(Dataset excerpt)
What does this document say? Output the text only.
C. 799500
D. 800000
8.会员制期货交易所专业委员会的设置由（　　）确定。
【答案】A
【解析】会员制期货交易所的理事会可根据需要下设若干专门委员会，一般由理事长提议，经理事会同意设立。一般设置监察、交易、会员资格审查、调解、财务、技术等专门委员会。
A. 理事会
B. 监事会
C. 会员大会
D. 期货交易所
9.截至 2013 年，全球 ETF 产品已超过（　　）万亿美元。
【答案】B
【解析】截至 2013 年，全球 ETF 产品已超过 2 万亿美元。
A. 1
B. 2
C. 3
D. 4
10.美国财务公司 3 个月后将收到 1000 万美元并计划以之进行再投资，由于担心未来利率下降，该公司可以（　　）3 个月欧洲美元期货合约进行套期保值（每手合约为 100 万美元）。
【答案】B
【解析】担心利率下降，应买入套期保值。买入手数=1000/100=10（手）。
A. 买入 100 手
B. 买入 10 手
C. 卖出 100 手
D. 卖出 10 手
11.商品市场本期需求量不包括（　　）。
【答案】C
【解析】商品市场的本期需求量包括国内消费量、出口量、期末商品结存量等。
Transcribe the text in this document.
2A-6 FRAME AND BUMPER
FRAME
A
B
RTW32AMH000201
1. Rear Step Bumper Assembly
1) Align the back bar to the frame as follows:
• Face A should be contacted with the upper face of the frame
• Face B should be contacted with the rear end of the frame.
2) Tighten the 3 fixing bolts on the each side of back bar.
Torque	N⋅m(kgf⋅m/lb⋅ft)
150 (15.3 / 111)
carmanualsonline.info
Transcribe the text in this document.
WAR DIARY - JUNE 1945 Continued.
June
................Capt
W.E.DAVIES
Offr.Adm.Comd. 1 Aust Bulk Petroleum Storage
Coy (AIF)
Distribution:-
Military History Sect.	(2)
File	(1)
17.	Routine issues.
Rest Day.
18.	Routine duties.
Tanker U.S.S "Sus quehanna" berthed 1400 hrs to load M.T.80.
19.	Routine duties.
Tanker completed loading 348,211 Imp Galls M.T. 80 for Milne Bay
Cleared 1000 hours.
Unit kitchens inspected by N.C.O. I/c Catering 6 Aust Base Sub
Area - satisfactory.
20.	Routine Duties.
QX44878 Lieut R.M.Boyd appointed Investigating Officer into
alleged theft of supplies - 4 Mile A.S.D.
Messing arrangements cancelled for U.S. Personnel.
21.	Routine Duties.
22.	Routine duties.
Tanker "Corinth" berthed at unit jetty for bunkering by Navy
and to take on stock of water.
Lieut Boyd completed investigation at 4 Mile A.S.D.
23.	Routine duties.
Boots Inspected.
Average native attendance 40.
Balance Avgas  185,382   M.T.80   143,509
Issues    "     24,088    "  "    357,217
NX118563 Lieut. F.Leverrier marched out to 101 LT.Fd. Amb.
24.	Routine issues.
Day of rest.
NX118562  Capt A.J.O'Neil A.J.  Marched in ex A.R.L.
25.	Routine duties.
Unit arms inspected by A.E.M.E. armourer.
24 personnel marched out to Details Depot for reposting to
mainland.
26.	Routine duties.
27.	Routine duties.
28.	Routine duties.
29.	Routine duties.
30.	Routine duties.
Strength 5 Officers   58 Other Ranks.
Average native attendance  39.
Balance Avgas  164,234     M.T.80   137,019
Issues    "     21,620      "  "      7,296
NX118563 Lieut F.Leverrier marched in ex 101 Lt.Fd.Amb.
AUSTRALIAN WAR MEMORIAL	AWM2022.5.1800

= Your task =
Reproduce all of the records exactly.

= Result of this exercise =
What does this document say? Output the text only.
C. 799500
D. 800000
8.会员制期货交易所专业委员会的设置由（　　）确定。
【答案】A
【解析】会员制期货交易所的理事会可根据需要下设若干专门委员会，一般由理事长提议，经理事会同意设立。一般设置监察、交易、会员资格审查、调解、财务、技术等专门委员会。
A. 理事会
B. 监事会
C. 会员大会
D. 期货交易所
9.截至 2013 年，全球 ETF 产品已超过（　　）万亿美元。
【答案】B
【解析】截至 2013 年，全球 ETF 产品已超过 2 万亿美元。
A. 1
B. 2
C. 3
D. 4
10.美国财务公司 3 个月后将收到 1000 万美元并计划以之进行再投资，由于担心未来利率下降，该公司可以（　　）3 个月欧洲美元期货合约进行套期保值（每手合约为 100 万美元）。
【答案】B
【解析】担心利率下降，应买入套期保值。买入手数=1000/100=10（手）。
A. 买入 100 手
B. 买入 10 手
C. 卖出 100 手
D. 卖出 10 手
11.商品市场本期需求量不包括（　　）。
【答案】C
【解析】商品市场的本期需求量包括国内消费量、出口量、期末商品结存量等。
Transcribe the text in this document.
2A-6 FRAME AND BUMPER
FRAME
A
B
RTW32AMH000201
1. Rear Step Bumper Assembly
1) Align the back bar to the frame as follows:
• Face A should be contacted with the upper face of the frame
• Face B should be contacted with the rear end of the frame.
2) Tighten the 3 fixing bolts on the each side of back bar.
Torque	N⋅m(kgf⋅m/lb⋅ft)
150 (15.3 / 111)
carmanualsonline.info
Transcribe the text in this document.
WAR DIARY - JUNE 1945 Continued.
June
................Capt
W.E.DAVIES
Offr.Adm.Comd. 1 Aust Bulk Petroleum Storage
Coy (AIF)
Distribution:-
Military History Sect.	(2)
File	(1)
17.	Routine issues.
Rest Day.
18.	Routine duties.
Tanker U.S.S "Sus quehanna" berthed 1400 hrs to load M.T.80.
19.	Routine duties.
Tanker completed loading 348,211 Imp Galls M.T. 80 for Milne Bay
Cleared 1000 hours.
Unit kitchens inspected by N.C.O. I/c Catering 6 Aust Base Sub
Area - satisfactory.
20.	Routine Duties.
QX44878 Lieut R.M.Boyd appointed Investigating Officer into
alleged theft of supplies - 4 Mile A.S.D.
Messing arrangements cancelled for U.S. Personnel.
21.	Routine Duties.
22.	Routine duties.
Tanker "Corinth" berthed at unit jetty for bunkering by Navy
and to take on stock of water.
Lieut Boyd completed investigation at 4 Mile A.S.D.
23.	Routine duties.
Boots Inspected.
Average native attendance 40.
Balance Avgas  185,382   M.T.80   143,509
Issues    "     24,088    "  "    357,217
NX118563 Lieut. F.Leverrier marched out to 101 LT.Fd. Amb.
24.	Routine issues.
Day of rest.
NX118562  Capt A.J.O'Neil A.J.  Marched in ex A.R.L.
25.	Routine duties.
Unit arms inspected by A.E.M.E. armourer.
24 personnel marched out to Details Depot for reposting to
mainland.
26.	Routine duties.
27.	Routine duties.
28.	Routine duties.
29.	Routine duties.
30.	Routine duties.
Strength 5 Officers   58 Other Ranks.
Average native attendance  39.
Balance Avgas  164,234     M.T.80   137,019
Issues    "     21,620      "  "      7,296
NX118563 Lieut F.Leverrier marched in ex 101 Lt.Fd.Amb.
AUSTRALIAN WAR MEMORIAL	AWM2022.5.1800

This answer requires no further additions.